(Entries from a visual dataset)
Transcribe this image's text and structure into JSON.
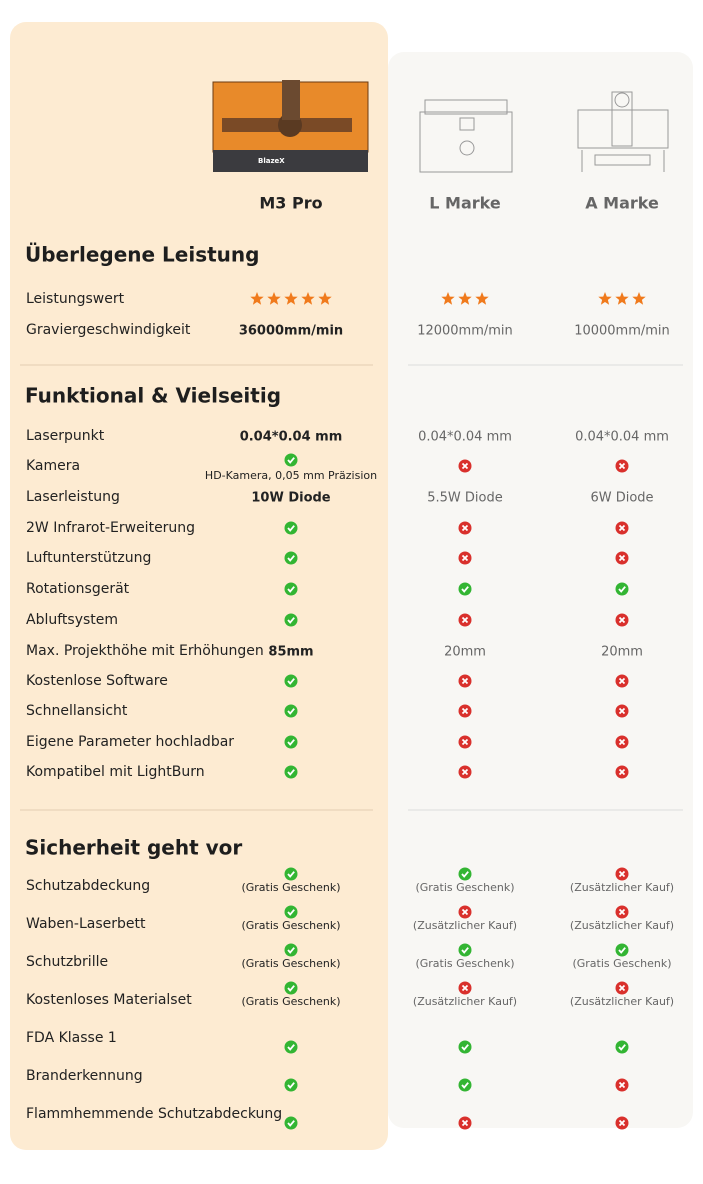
{
  "products": [
    {
      "name": "M3 Pro"
    },
    {
      "name": "L Marke"
    },
    {
      "name": "A Marke"
    }
  ],
  "sections": [
    {
      "title": "Überlegene Leistung",
      "rows": [
        {
          "label": "Leistungswert",
          "cells": [
            {
              "stars": 5
            },
            {
              "stars": 3
            },
            {
              "stars": 3
            }
          ]
        },
        {
          "label": "Graviergeschwindigkeit",
          "cells": [
            {
              "text": "36000mm/min"
            },
            {
              "text": "12000mm/min"
            },
            {
              "text": "10000mm/min"
            }
          ]
        }
      ]
    },
    {
      "title": "Funktional & Vielseitig",
      "rows": [
        {
          "label": "Laserpunkt",
          "cells": [
            {
              "text": "0.04*0.04 mm"
            },
            {
              "text": "0.04*0.04 mm"
            },
            {
              "text": "0.04*0.04 mm"
            }
          ]
        },
        {
          "label": "Kamera",
          "cells": [
            {
              "check": true,
              "note": "HD-Kamera, 0,05 mm Präzision"
            },
            {
              "check": false
            },
            {
              "check": false
            }
          ]
        },
        {
          "label": "Laserleistung",
          "cells": [
            {
              "text": "10W Diode"
            },
            {
              "text": "5.5W Diode"
            },
            {
              "text": "6W Diode"
            }
          ]
        },
        {
          "label": "2W Infrarot-Erweiterung",
          "cells": [
            {
              "check": true
            },
            {
              "check": false
            },
            {
              "check": false
            }
          ]
        },
        {
          "label": "Luftunterstützung",
          "cells": [
            {
              "check": true
            },
            {
              "check": false
            },
            {
              "check": false
            }
          ]
        },
        {
          "label": "Rotationsgerät",
          "cells": [
            {
              "check": true
            },
            {
              "check": true
            },
            {
              "check": true
            }
          ]
        },
        {
          "label": "Abluftsystem",
          "cells": [
            {
              "check": true
            },
            {
              "check": false
            },
            {
              "check": false
            }
          ]
        },
        {
          "label": "Max. Projekthöhe mit Erhöhungen",
          "cells": [
            {
              "text": "85mm"
            },
            {
              "text": "20mm"
            },
            {
              "text": "20mm"
            }
          ]
        },
        {
          "label": "Kostenlose Software",
          "cells": [
            {
              "check": true
            },
            {
              "check": false
            },
            {
              "check": false
            }
          ]
        },
        {
          "label": "Schnellansicht",
          "cells": [
            {
              "check": true
            },
            {
              "check": false
            },
            {
              "check": false
            }
          ]
        },
        {
          "label": "Eigene Parameter hochladbar",
          "cells": [
            {
              "check": true
            },
            {
              "check": false
            },
            {
              "check": false
            }
          ]
        },
        {
          "label": "Kompatibel mit LightBurn",
          "cells": [
            {
              "check": true
            },
            {
              "check": false
            },
            {
              "check": false
            }
          ]
        }
      ]
    },
    {
      "title": "Sicherheit geht vor",
      "rows": [
        {
          "label": "Schutzabdeckung",
          "cells": [
            {
              "check": true,
              "note": "(Gratis Geschenk)"
            },
            {
              "check": true,
              "note": "(Gratis Geschenk)"
            },
            {
              "check": false,
              "note": "(Zusätzlicher Kauf)"
            }
          ]
        },
        {
          "label": "Waben-Laserbett",
          "cells": [
            {
              "check": true,
              "note": "(Gratis Geschenk)"
            },
            {
              "check": false,
              "note": "(Zusätzlicher Kauf)"
            },
            {
              "check": false,
              "note": "(Zusätzlicher Kauf)"
            }
          ]
        },
        {
          "label": "Schutzbrille",
          "cells": [
            {
              "check": true,
              "note": "(Gratis Geschenk)"
            },
            {
              "check": true,
              "note": "(Gratis Geschenk)"
            },
            {
              "check": true,
              "note": "(Gratis Geschenk)"
            }
          ]
        },
        {
          "label": "Kostenloses Materialset",
          "cells": [
            {
              "check": true,
              "note": "(Gratis Geschenk)"
            },
            {
              "check": false,
              "note": "(Zusätzlicher Kauf)"
            },
            {
              "check": false,
              "note": "(Zusätzlicher Kauf)"
            }
          ]
        },
        {
          "label": "FDA Klasse 1",
          "cells": [
            {
              "check": true
            },
            {
              "check": true
            },
            {
              "check": true
            }
          ]
        },
        {
          "label": "Branderkennung",
          "cells": [
            {
              "check": true
            },
            {
              "check": true
            },
            {
              "check": false
            }
          ]
        },
        {
          "label": "Flammhemmende Schutzabdeckung",
          "cells": [
            {
              "check": true
            },
            {
              "check": false
            },
            {
              "check": false
            }
          ]
        }
      ]
    }
  ]
}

* TASK DESCRIPTION *
Copy out all the data without changing anything, and drop the pictures.

* IN RESPONSE *
Transcribe this image's text and structure into JSON.
{
  "products": [
    {
      "name": "M3 Pro"
    },
    {
      "name": "L Marke"
    },
    {
      "name": "A Marke"
    }
  ],
  "sections": [
    {
      "title": "Überlegene Leistung",
      "rows": [
        {
          "label": "Leistungswert",
          "cells": [
            {
              "stars": 5
            },
            {
              "stars": 3
            },
            {
              "stars": 3
            }
          ]
        },
        {
          "label": "Graviergeschwindigkeit",
          "cells": [
            {
              "text": "36000mm/min"
            },
            {
              "text": "12000mm/min"
            },
            {
              "text": "10000mm/min"
            }
          ]
        }
      ]
    },
    {
      "title": "Funktional & Vielseitig",
      "rows": [
        {
          "label": "Laserpunkt",
          "cells": [
            {
              "text": "0.04*0.04 mm"
            },
            {
              "text": "0.04*0.04 mm"
            },
            {
              "text": "0.04*0.04 mm"
            }
          ]
        },
        {
          "label": "Kamera",
          "cells": [
            {
              "check": true,
              "note": "HD-Kamera, 0,05 mm Präzision"
            },
            {
              "check": false
            },
            {
              "check": false
            }
          ]
        },
        {
          "label": "Laserleistung",
          "cells": [
            {
              "text": "10W Diode"
            },
            {
              "text": "5.5W Diode"
            },
            {
              "text": "6W Diode"
            }
          ]
        },
        {
          "label": "2W Infrarot-Erweiterung",
          "cells": [
            {
              "check": true
            },
            {
              "check": false
            },
            {
              "check": false
            }
          ]
        },
        {
          "label": "Luftunterstützung",
          "cells": [
            {
              "check": true
            },
            {
              "check": false
            },
            {
              "check": false
            }
          ]
        },
        {
          "label": "Rotationsgerät",
          "cells": [
            {
              "check": true
            },
            {
              "check": true
            },
            {
              "check": true
            }
          ]
        },
        {
          "label": "Abluftsystem",
          "cells": [
            {
              "check": true
            },
            {
              "check": false
            },
            {
              "check": false
            }
          ]
        },
        {
          "label": "Max. Projekthöhe mit Erhöhungen",
          "cells": [
            {
              "text": "85mm"
            },
            {
              "text": "20mm"
            },
            {
              "text": "20mm"
            }
          ]
        },
        {
          "label": "Kostenlose Software",
          "cells": [
            {
              "check": true
            },
            {
              "check": false
            },
            {
              "check": false
            }
          ]
        },
        {
          "label": "Schnellansicht",
          "cells": [
            {
              "check": true
            },
            {
              "check": false
            },
            {
              "check": false
            }
          ]
        },
        {
          "label": "Eigene Parameter hochladbar",
          "cells": [
            {
              "check": true
            },
            {
              "check": false
            },
            {
              "check": false
            }
          ]
        },
        {
          "label": "Kompatibel mit LightBurn",
          "cells": [
            {
              "check": true
            },
            {
              "check": false
            },
            {
              "check": false
            }
          ]
        }
      ]
    },
    {
      "title": "Sicherheit geht vor",
      "rows": [
        {
          "label": "Schutzabdeckung",
          "cells": [
            {
              "check": true,
              "note": "(Gratis Geschenk)"
            },
            {
              "check": true,
              "note": "(Gratis Geschenk)"
            },
            {
              "check": false,
              "note": "(Zusätzlicher Kauf)"
            }
          ]
        },
        {
          "label": "Waben-Laserbett",
          "cells": [
            {
              "check": true,
              "note": "(Gratis Geschenk)"
            },
            {
              "check": false,
              "note": "(Zusätzlicher Kauf)"
            },
            {
              "check": false,
              "note": "(Zusätzlicher Kauf)"
            }
          ]
        },
        {
          "label": "Schutzbrille",
          "cells": [
            {
              "check": true,
              "note": "(Gratis Geschenk)"
            },
            {
              "check": true,
              "note": "(Gratis Geschenk)"
            },
            {
              "check": true,
              "note": "(Gratis Geschenk)"
            }
          ]
        },
        {
          "label": "Kostenloses Materialset",
          "cells": [
            {
              "check": true,
              "note": "(Gratis Geschenk)"
            },
            {
              "check": false,
              "note": "(Zusätzlicher Kauf)"
            },
            {
              "check": false,
              "note": "(Zusätzlicher Kauf)"
            }
          ]
        },
        {
          "label": "FDA Klasse 1",
          "cells": [
            {
              "check": true
            },
            {
              "check": true
            },
            {
              "check": true
            }
          ]
        },
        {
          "label": "Branderkennung",
          "cells": [
            {
              "check": true
            },
            {
              "check": true
            },
            {
              "check": false
            }
          ]
        },
        {
          "label": "Flammhemmende Schutzabdeckung",
          "cells": [
            {
              "check": true
            },
            {
              "check": false
            },
            {
              "check": false
            }
          ]
        }
      ]
    }
  ]
}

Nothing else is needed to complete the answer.